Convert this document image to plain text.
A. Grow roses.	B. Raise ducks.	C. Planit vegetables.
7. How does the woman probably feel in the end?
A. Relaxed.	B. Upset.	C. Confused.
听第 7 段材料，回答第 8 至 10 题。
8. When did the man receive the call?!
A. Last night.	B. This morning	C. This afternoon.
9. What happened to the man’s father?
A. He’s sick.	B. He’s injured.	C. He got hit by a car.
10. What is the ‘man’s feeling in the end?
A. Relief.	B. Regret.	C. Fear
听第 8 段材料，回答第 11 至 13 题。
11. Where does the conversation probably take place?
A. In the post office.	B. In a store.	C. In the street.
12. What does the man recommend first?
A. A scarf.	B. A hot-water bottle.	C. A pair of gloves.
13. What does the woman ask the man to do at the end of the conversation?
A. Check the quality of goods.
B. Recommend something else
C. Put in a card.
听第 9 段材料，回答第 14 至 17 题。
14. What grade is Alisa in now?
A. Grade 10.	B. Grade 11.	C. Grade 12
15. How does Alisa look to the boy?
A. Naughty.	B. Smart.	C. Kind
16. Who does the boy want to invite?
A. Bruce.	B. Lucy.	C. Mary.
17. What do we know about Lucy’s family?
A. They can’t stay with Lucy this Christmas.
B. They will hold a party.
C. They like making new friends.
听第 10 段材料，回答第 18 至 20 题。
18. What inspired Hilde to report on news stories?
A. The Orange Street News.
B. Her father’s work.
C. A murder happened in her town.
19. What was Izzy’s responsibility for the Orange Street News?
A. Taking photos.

********

TO DO:
In the lines above, locate the string "father". Copy every line where it occurs.

SOLUTION FOR THIS EXERCISE:
9. What happened to the man’s father?
B. Her father’s work.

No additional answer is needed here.